"""
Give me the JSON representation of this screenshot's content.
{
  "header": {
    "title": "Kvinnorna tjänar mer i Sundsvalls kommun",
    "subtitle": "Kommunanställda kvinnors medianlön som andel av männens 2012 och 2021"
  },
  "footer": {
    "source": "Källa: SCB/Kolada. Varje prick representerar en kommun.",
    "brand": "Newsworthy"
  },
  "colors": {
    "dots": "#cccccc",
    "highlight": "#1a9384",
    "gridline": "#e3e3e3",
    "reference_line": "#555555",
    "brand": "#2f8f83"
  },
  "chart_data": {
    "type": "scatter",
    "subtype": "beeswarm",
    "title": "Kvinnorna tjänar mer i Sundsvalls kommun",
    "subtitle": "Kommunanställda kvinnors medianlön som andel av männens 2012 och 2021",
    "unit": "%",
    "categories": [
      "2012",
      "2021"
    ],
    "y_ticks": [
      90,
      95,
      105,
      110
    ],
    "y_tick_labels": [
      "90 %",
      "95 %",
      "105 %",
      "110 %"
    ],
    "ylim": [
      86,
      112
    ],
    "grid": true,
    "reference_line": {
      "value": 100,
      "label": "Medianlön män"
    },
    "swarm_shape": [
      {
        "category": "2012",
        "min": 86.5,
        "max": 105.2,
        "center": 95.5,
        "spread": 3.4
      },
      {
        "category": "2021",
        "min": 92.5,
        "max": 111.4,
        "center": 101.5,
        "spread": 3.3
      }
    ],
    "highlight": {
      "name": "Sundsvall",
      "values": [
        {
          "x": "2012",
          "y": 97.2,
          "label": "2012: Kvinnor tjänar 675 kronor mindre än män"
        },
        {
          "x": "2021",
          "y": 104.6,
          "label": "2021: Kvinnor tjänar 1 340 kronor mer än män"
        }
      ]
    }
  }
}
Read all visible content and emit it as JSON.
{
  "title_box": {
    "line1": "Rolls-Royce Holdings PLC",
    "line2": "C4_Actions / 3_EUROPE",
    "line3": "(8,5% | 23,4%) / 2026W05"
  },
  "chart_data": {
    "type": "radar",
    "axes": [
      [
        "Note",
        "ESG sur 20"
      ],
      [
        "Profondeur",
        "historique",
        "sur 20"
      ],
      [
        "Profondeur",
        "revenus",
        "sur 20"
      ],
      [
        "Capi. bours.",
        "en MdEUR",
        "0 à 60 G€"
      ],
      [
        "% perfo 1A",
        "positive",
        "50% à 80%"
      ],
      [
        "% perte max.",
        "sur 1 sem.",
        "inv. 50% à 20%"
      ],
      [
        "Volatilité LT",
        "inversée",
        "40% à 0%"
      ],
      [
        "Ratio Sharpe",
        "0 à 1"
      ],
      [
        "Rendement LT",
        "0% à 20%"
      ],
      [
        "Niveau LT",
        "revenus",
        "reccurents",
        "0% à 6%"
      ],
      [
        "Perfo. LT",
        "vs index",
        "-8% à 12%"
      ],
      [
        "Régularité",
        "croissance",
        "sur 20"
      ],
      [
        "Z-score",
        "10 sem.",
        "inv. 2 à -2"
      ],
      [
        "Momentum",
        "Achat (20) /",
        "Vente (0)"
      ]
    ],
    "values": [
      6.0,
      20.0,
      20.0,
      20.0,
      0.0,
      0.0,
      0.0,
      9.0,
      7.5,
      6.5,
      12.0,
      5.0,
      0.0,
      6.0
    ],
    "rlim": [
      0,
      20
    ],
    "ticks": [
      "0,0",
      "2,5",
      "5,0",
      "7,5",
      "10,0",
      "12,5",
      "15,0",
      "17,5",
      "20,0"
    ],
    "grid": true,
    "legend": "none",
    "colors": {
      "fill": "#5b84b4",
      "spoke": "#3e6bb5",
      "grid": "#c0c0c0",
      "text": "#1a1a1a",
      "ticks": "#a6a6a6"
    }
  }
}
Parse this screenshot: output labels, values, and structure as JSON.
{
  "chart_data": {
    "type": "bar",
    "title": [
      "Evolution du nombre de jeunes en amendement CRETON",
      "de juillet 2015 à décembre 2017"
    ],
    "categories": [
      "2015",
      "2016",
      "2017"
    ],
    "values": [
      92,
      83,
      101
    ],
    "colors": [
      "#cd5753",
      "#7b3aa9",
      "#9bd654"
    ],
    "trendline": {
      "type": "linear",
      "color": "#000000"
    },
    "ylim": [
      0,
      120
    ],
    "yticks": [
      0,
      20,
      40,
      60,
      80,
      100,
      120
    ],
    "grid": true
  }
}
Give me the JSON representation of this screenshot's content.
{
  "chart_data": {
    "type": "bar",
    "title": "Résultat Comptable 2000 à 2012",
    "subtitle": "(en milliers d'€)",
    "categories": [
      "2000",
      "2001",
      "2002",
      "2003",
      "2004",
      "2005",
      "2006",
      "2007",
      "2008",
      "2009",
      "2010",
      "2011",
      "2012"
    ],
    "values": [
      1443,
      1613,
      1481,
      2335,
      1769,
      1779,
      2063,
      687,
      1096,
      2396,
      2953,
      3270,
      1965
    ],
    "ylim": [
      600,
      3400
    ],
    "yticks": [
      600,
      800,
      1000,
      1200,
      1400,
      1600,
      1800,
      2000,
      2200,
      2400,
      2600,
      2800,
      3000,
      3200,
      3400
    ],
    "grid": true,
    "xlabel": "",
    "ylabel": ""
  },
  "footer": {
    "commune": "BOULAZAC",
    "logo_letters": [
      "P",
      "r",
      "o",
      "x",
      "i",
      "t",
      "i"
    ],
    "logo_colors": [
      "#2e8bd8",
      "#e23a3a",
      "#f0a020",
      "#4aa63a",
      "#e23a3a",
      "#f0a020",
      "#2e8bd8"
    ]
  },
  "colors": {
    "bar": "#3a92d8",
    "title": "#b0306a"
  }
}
"""
#### What is asked
Say how many lines above hold the word "subtitle", giving only the count.

#### Written solution
3